» RECORDS SUPPLIED

-=-=-=-=-

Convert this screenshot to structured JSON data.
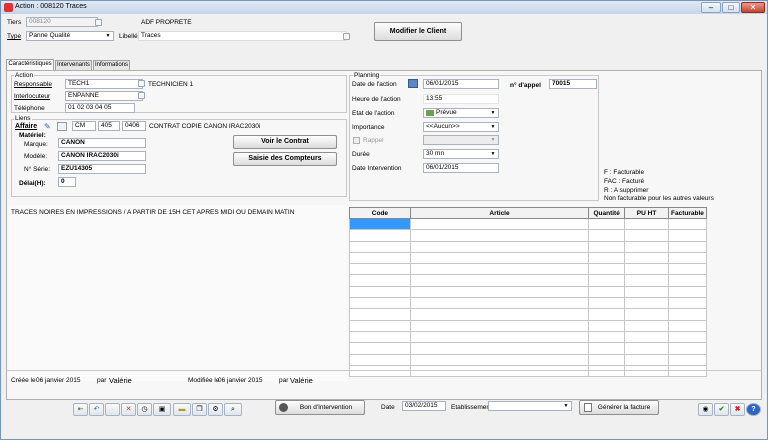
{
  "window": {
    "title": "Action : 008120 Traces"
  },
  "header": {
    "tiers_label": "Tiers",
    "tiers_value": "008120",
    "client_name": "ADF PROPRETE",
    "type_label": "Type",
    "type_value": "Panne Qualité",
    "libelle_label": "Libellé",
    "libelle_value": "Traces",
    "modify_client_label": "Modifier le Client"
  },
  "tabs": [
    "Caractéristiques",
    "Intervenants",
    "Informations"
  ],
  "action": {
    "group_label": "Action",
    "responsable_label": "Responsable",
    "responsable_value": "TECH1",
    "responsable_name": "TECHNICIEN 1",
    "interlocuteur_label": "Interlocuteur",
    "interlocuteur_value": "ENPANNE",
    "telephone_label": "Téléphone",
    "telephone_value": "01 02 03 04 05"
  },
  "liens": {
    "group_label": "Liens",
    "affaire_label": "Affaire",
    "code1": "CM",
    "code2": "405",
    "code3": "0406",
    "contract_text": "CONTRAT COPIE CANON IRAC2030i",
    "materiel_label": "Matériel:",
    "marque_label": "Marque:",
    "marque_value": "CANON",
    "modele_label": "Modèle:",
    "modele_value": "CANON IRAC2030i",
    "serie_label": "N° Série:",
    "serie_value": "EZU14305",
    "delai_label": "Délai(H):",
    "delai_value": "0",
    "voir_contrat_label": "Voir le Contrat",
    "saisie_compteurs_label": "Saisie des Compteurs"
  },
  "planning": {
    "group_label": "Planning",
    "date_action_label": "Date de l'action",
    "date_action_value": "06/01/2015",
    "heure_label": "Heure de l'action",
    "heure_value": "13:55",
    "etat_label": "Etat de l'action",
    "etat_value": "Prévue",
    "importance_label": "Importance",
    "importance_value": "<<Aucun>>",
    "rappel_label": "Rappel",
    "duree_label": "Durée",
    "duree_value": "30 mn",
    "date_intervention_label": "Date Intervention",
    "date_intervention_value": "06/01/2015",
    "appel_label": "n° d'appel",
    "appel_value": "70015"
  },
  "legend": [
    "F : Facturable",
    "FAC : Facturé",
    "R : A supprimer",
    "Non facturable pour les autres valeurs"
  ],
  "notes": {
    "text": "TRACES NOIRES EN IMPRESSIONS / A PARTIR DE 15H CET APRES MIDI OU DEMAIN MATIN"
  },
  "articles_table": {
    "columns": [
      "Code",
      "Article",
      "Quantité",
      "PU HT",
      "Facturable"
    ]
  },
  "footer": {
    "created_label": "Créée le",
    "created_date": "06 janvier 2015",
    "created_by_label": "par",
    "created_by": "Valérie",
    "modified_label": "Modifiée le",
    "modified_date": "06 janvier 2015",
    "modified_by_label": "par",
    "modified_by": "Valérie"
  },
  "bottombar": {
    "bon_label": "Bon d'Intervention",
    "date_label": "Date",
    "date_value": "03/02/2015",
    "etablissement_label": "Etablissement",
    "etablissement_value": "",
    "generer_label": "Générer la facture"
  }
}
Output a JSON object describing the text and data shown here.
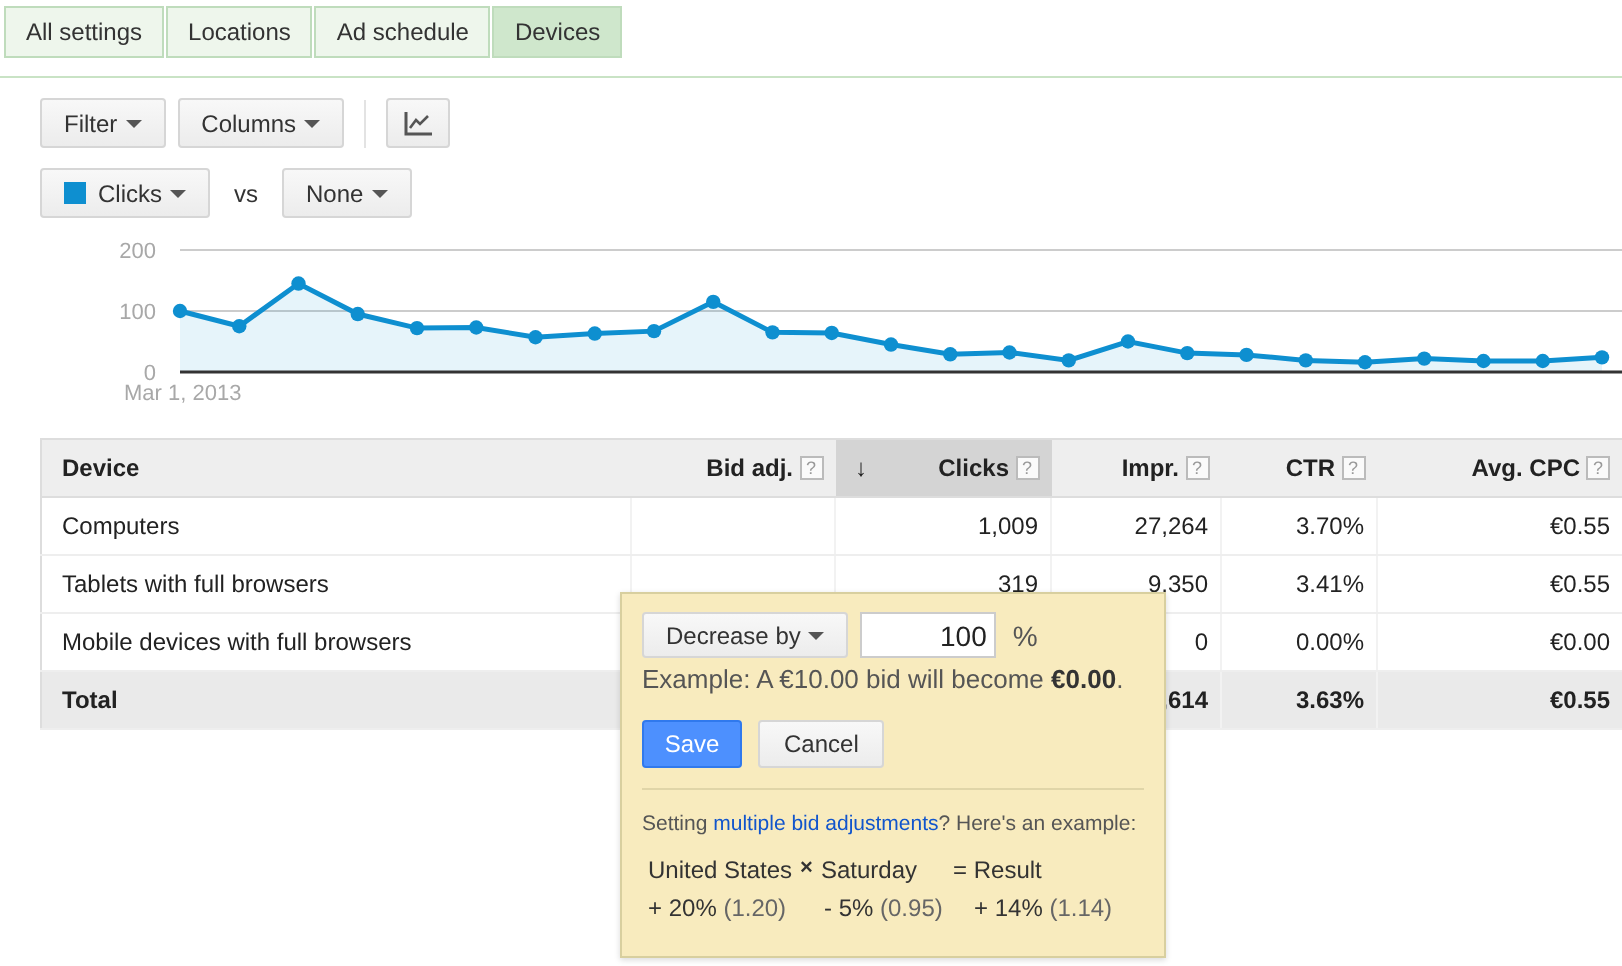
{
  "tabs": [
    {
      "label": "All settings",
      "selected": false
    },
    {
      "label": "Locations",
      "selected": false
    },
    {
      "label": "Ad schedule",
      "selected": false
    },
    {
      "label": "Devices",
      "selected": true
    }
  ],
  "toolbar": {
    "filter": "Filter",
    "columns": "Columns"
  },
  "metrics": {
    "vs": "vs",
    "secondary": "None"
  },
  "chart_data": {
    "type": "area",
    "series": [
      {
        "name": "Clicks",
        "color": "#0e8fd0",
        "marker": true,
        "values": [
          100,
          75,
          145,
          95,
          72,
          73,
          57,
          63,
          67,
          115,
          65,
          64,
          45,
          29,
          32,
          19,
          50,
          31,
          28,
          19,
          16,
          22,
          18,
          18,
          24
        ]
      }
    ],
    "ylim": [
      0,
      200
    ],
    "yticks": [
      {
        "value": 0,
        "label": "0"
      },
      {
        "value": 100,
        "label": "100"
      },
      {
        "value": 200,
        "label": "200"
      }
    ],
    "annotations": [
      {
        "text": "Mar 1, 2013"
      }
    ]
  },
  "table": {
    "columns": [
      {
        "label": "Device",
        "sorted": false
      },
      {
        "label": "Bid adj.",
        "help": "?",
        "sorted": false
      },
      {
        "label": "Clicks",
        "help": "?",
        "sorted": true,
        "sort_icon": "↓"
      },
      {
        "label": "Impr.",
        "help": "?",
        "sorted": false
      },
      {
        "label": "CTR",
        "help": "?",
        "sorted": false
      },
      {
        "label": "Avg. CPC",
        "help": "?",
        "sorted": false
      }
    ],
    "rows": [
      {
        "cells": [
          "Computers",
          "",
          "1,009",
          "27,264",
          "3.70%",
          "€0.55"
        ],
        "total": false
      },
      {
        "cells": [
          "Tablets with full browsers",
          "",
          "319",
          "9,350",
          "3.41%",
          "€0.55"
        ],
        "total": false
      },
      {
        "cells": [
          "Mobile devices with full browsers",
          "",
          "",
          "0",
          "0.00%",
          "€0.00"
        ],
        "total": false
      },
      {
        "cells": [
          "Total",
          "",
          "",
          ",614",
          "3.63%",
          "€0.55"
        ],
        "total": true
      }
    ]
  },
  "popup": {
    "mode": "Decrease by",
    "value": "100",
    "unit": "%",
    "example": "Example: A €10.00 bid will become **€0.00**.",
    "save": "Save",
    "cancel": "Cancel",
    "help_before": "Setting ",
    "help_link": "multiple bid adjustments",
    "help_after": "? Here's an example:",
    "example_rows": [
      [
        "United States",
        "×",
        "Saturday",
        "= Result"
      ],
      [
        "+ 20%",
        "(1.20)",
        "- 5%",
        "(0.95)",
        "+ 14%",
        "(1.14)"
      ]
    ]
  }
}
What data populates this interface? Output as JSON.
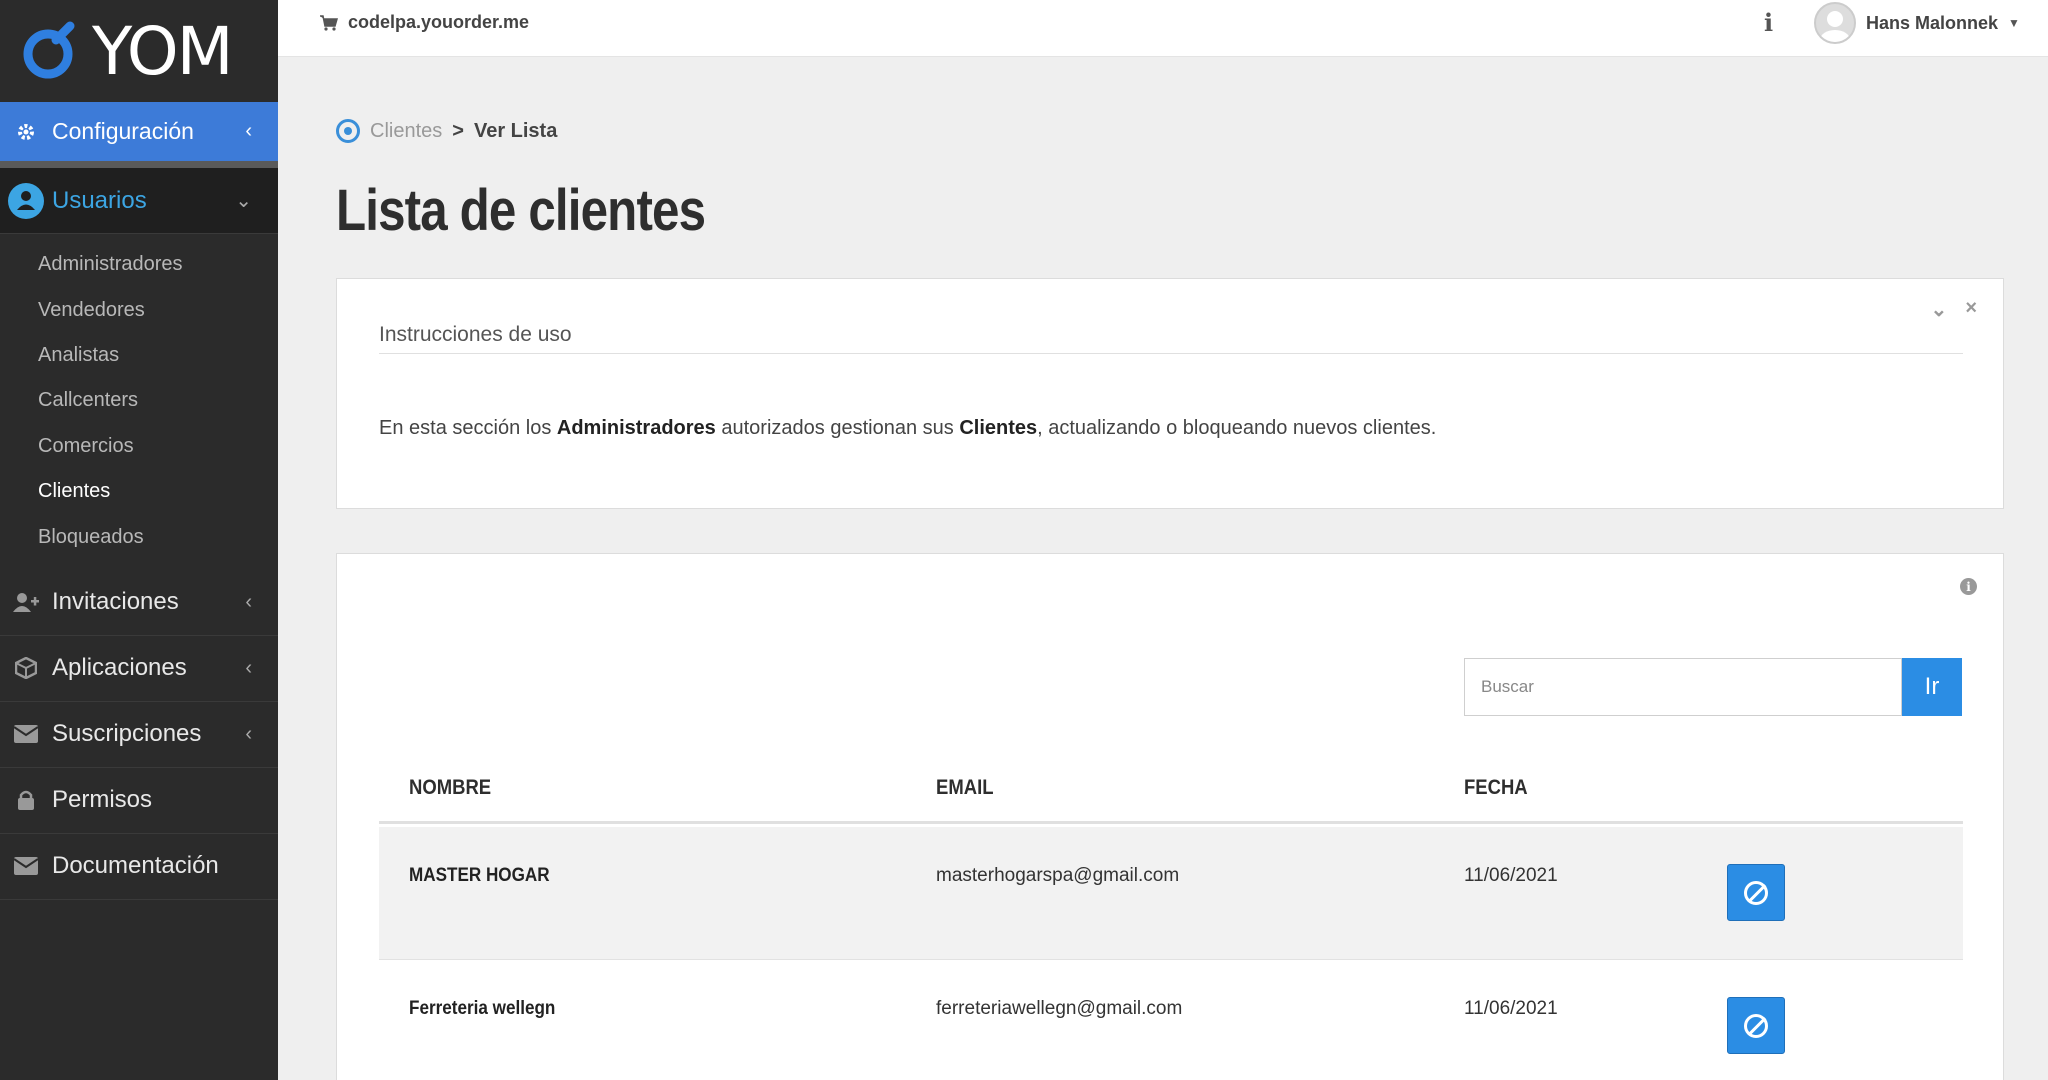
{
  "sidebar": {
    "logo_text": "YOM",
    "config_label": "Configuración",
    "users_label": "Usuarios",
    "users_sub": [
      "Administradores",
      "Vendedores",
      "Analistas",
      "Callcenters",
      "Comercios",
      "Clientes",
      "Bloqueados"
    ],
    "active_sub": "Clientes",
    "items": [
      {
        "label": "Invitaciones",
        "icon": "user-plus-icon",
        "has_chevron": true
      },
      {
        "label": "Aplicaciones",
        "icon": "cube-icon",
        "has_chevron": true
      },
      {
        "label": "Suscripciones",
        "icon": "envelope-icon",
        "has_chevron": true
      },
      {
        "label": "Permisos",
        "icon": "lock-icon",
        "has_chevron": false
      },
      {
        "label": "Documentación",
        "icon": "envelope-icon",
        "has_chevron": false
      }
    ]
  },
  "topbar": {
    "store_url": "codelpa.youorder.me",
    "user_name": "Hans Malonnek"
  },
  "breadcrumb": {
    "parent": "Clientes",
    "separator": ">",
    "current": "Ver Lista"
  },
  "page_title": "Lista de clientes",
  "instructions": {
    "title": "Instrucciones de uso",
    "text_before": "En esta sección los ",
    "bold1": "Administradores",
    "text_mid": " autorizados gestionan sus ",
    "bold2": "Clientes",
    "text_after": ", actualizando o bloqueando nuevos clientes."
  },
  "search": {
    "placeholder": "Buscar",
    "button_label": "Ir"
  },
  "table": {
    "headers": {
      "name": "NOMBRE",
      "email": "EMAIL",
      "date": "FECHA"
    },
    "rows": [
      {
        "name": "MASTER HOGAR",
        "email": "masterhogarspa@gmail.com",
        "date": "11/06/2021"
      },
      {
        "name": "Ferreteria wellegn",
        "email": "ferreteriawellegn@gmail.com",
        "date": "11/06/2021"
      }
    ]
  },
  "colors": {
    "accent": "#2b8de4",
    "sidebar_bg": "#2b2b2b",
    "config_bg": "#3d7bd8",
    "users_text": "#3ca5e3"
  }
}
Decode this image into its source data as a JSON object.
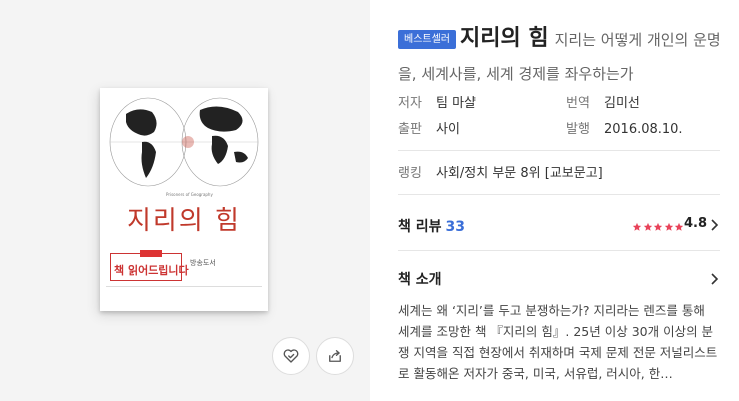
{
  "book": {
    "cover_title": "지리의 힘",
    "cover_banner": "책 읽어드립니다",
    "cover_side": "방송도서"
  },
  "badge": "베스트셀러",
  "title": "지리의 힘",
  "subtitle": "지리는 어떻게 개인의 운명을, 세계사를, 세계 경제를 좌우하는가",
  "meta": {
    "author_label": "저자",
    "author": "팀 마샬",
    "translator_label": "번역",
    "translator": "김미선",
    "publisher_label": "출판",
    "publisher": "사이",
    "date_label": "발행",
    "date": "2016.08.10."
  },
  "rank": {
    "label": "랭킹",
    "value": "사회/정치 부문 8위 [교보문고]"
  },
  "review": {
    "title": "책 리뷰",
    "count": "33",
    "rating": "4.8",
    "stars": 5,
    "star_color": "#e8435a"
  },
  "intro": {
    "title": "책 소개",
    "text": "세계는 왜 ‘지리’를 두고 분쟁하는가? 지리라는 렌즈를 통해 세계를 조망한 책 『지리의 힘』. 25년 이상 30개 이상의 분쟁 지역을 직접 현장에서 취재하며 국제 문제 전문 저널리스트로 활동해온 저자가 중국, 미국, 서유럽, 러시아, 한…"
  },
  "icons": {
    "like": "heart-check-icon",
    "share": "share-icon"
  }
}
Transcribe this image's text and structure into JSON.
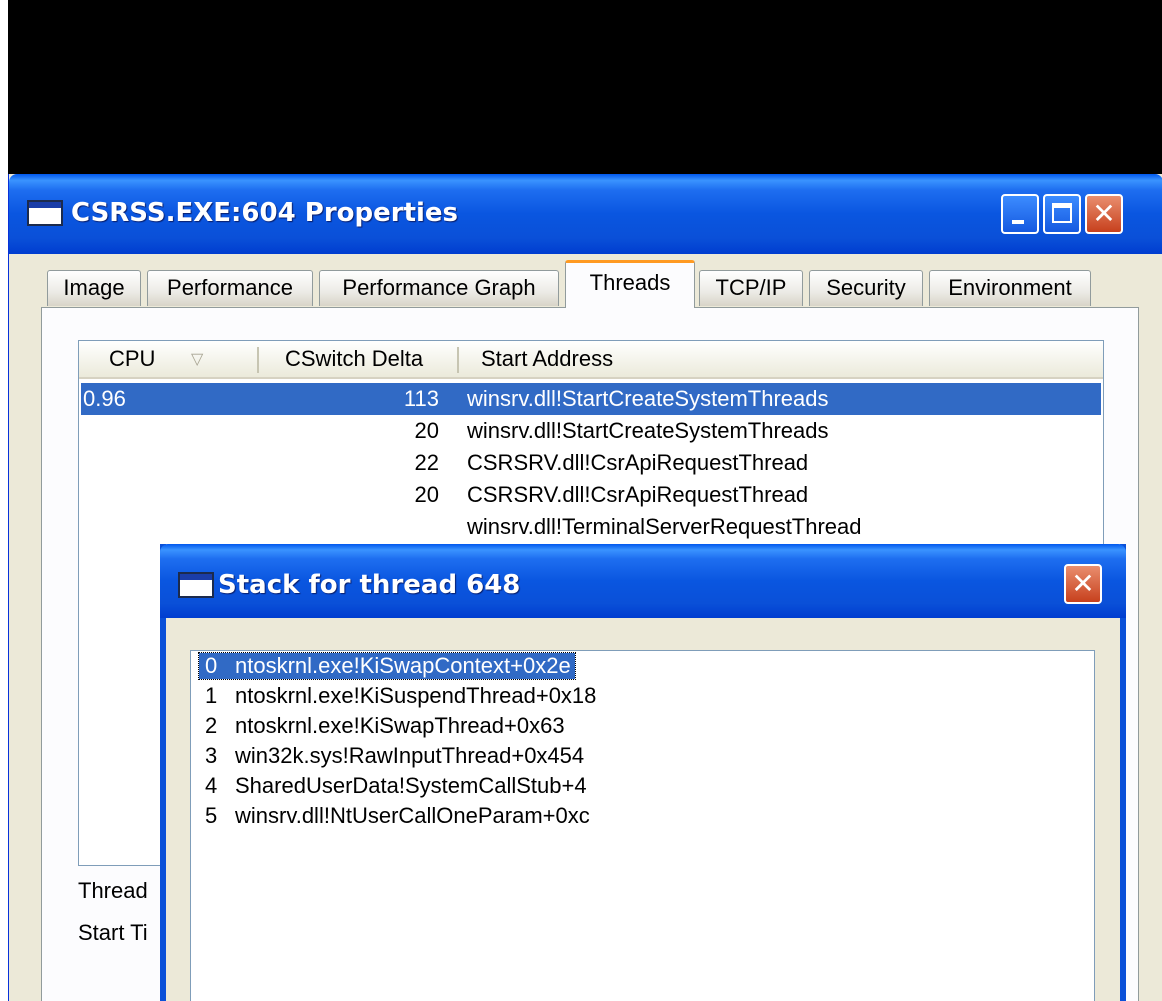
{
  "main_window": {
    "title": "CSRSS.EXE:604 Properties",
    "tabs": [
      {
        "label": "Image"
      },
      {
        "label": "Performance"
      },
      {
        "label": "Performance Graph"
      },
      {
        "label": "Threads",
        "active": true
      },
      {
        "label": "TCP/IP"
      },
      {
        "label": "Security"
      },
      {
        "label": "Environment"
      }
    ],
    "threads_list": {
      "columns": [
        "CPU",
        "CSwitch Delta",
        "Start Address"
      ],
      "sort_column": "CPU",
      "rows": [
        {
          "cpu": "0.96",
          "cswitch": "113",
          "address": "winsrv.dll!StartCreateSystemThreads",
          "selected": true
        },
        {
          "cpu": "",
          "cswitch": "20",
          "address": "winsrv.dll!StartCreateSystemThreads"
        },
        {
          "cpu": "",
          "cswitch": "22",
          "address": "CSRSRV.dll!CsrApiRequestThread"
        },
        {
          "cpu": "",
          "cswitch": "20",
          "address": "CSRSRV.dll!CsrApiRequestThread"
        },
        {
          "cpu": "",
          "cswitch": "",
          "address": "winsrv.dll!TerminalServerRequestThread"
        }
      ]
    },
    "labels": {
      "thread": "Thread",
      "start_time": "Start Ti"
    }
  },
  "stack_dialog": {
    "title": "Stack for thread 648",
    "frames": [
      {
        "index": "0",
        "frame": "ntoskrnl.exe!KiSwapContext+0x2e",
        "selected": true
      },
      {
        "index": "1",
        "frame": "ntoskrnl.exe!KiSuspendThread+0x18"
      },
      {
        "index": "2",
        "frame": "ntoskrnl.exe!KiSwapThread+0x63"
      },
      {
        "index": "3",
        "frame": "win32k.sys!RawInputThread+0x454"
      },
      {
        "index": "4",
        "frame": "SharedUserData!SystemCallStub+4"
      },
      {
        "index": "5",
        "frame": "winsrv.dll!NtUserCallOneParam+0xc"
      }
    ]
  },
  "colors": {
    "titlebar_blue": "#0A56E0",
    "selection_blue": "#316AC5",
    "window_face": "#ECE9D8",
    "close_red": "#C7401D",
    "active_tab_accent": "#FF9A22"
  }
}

-=-=-=-=-

» OBJECTIVE
Search the records for the word "JSON" and copy every line where it occurs.

» EXERCISE RESULT
Convert this screenshot to structured JSON data.
Output a JSON object describing the text and data shown here.
What data populates this interface? Output as JSON.
Decode this image into its source data as a JSON object.
Transcribe this image's text and structure into JSON.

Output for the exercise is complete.